Pictures do not belong in the copy; restate the records below word for word.

########

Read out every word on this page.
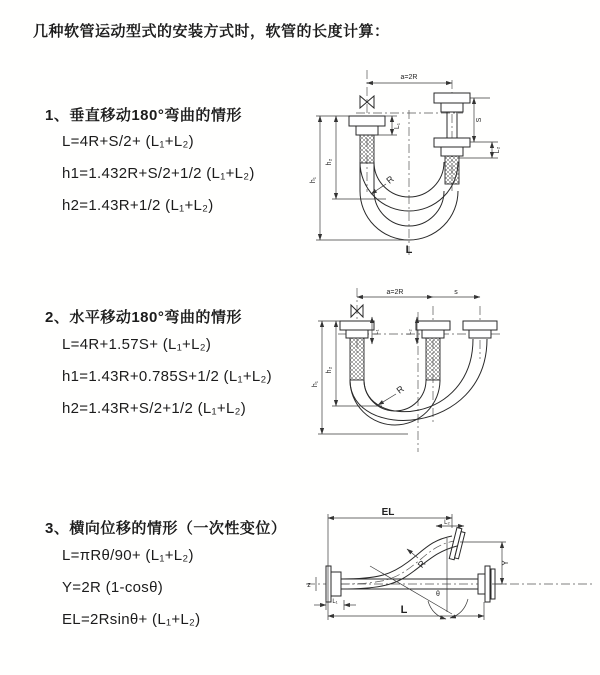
几种软管运动型式的安装方式时，软管的长度计算：
1、垂直移动180°弯曲的情形
L=4R+S/2+ (L₁+L₂)
h1=1.432R+S/2+1/2 (L₁+L₂)
h2=1.43R+1/2 (L₁+L₂)
2、水平移动180°弯曲的情形
L=4R+1.57S+ (L₁+L₂)
h1=1.43R+0.785S+1/2 (L₁+L₂)
h2=1.43R+S/2+1/2 (L₁+L₂)
3、横向位移的情形（一次性变位）
L=πRθ/90+ (L₁+L₂)
Y=2R (1-cosθ)
EL=2Rsinθ+ (L₁+L₂)
a=2R
L₁
S
L₂
h₁
h₂
R
L
a=2R	s
L₁	L₂
h₁
h₂
R
EL
L₂
Y
L
L₁
z
θ
R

########

* SOLUTION TO THIS TASK:
Read out every word on this page.
几种软管运动型式的安装方式时，软管的长度计算：
1、垂直移动180°弯曲的情形
L=4R+S/2+ (L₁+L₂)
h1=1.432R+S/2+1/2 (L₁+L₂)
h2=1.43R+1/2 (L₁+L₂)
2、水平移动180°弯曲的情形
L=4R+1.57S+ (L₁+L₂)
h1=1.43R+0.785S+1/2 (L₁+L₂)
h2=1.43R+S/2+1/2 (L₁+L₂)
3、横向位移的情形（一次性变位）
L=πRθ/90+ (L₁+L₂)
Y=2R (1-cosθ)
EL=2Rsinθ+ (L₁+L₂)
a=2R
L₁
S
L₂
h₁
h₂
R
L
a=2R	s
L₁	L₂
h₁
h₂
R
EL
L₂
Y
L
L₁
z
θ
R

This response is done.